Task:
Among the entries below, find the lines holding "distributed" and copy them.

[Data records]
# # # # # # #
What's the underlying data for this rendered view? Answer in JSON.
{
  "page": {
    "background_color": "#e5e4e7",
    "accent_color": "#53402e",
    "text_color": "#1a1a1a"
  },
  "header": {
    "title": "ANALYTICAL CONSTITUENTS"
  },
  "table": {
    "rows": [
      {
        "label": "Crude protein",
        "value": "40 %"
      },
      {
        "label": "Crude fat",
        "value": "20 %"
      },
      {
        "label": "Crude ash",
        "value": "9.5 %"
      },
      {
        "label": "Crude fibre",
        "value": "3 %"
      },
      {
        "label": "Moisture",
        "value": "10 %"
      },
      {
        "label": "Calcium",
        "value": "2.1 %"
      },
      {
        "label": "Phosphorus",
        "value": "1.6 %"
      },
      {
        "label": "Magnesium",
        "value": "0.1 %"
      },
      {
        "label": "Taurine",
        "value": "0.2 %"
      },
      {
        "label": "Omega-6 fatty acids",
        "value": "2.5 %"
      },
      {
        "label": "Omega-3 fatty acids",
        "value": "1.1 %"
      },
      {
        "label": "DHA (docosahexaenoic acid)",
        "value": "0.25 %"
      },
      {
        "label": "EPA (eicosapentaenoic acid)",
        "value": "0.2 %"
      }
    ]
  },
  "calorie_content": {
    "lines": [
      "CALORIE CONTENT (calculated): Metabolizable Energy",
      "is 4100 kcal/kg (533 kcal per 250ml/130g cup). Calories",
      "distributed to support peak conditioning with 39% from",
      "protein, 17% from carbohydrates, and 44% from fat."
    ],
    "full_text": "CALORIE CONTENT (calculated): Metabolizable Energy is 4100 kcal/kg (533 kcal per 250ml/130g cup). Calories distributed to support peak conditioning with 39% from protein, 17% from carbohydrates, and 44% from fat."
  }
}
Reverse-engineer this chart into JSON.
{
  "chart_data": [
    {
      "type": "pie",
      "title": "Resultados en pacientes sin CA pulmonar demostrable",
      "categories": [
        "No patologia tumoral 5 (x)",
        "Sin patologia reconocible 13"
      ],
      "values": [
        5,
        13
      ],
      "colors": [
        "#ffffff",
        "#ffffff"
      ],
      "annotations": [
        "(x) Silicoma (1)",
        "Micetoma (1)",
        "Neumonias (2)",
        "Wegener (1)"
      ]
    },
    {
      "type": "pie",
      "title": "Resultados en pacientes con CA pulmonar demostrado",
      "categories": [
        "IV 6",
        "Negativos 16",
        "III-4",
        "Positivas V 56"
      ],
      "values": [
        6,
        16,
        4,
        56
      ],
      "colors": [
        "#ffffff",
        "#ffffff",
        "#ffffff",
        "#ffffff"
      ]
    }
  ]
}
# # # # # # #
Reply:
      "distributed to support peak conditioning with 39% from",
    "full_text": "CALORIE CONTENT (calculated): Metabolizable Energy is 4100 kcal/kg (533 kcal per 250ml/130g cup). Calories distributed to support peak conditioning with 39% from protein, 17% from carbohydrates, and 44% from fat."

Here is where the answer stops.